Figure data in JSON
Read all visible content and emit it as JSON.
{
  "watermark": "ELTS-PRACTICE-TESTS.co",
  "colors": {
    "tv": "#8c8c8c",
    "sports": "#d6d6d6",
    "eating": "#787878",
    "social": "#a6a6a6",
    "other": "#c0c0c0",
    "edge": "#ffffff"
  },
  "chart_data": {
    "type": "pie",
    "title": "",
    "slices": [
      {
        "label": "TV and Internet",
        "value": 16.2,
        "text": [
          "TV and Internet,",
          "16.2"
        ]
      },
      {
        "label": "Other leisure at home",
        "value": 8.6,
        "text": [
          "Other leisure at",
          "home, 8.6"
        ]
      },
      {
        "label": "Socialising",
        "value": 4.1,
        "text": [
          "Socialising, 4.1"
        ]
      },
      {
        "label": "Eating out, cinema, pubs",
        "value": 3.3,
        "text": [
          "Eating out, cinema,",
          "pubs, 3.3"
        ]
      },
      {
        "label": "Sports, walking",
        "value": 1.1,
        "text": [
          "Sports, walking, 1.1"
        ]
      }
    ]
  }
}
==
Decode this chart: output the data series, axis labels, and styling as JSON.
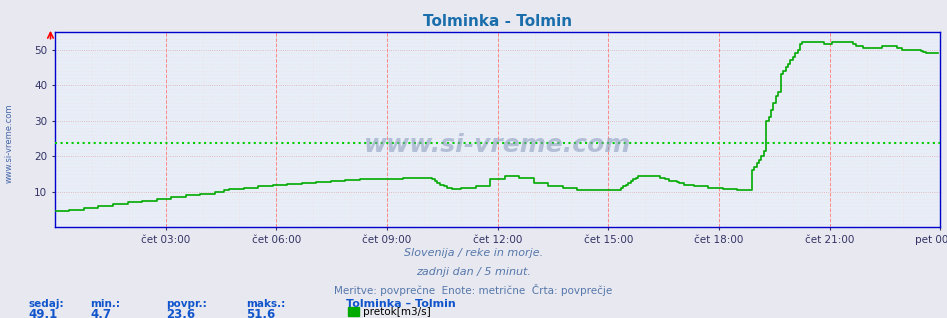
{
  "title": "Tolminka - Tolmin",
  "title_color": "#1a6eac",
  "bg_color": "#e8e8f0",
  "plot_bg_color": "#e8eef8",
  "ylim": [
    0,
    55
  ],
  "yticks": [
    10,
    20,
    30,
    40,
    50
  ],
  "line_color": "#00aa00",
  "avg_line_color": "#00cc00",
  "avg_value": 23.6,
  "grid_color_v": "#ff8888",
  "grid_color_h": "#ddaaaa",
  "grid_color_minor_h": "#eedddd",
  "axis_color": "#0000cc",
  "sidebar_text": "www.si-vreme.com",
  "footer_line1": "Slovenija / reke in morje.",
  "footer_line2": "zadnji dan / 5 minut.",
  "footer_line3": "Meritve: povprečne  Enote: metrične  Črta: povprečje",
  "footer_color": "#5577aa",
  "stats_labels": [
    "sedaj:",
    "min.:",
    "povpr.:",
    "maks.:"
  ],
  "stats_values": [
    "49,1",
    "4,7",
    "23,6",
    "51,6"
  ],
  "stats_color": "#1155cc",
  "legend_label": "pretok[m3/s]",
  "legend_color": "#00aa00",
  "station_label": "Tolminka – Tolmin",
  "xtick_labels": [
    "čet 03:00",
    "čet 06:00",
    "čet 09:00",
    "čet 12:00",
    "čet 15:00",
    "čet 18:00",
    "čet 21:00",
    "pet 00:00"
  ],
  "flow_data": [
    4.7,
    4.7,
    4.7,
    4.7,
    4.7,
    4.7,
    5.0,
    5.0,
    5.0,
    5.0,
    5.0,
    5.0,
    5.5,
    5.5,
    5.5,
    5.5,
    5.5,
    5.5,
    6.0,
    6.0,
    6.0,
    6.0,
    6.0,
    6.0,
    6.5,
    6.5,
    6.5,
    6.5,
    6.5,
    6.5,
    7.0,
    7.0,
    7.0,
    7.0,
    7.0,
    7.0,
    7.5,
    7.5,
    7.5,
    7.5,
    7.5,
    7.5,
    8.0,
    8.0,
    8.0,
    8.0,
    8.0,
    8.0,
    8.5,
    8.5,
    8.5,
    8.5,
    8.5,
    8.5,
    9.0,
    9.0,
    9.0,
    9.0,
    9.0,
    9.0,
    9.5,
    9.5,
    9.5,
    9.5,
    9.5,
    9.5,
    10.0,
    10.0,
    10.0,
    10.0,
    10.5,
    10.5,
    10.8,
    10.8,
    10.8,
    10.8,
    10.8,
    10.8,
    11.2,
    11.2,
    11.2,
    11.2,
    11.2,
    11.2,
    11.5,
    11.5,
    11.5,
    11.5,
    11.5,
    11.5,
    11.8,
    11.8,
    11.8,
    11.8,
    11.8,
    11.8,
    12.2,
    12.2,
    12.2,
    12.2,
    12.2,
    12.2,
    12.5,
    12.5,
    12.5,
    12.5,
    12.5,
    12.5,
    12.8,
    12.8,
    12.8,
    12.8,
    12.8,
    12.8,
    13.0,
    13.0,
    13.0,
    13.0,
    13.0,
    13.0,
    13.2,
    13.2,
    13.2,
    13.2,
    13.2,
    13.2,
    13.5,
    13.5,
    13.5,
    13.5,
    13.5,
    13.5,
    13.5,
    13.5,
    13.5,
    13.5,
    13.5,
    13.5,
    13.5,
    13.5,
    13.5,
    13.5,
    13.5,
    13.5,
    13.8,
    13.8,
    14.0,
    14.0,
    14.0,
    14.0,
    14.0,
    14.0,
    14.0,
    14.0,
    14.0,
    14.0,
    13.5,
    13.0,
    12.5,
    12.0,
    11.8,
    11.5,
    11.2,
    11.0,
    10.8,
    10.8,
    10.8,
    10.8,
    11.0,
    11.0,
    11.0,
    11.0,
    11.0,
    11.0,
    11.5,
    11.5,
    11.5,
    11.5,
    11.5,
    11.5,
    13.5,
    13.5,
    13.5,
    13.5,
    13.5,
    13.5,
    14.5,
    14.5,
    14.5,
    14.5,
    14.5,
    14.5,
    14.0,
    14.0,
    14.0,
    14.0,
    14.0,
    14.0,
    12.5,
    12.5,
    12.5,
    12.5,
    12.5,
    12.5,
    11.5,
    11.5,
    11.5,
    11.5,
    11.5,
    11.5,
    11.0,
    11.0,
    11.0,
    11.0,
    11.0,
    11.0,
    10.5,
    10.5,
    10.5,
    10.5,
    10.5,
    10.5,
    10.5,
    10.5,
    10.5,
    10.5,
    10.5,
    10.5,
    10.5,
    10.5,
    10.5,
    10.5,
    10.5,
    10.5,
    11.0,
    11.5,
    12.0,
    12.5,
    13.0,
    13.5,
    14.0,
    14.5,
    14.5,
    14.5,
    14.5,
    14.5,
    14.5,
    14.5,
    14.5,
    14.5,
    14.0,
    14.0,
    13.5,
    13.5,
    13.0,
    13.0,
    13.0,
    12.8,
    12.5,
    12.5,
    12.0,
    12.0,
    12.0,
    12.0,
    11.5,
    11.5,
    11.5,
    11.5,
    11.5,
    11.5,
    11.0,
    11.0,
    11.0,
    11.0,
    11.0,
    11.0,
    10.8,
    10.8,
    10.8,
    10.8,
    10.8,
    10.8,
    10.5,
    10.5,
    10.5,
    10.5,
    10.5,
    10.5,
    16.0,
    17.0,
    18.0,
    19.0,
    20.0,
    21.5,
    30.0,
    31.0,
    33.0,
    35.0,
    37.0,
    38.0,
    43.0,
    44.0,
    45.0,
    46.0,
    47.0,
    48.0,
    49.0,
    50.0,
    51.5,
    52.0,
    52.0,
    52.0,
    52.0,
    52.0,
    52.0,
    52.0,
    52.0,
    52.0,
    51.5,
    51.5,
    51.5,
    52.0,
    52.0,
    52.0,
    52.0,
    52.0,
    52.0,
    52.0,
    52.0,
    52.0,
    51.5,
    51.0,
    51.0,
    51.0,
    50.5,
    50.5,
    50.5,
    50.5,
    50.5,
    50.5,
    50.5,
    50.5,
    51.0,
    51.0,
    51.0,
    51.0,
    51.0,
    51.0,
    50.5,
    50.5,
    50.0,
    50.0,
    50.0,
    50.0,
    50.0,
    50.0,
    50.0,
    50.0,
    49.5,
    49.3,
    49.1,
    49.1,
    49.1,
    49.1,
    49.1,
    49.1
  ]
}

▸ What the task requires
Filter the records for lines holding the string "Tolmin". Copy each one.

▸ Reply
  "title": "Tolminka - Tolmin",
  "station_label": "Tolminka – Tolmin",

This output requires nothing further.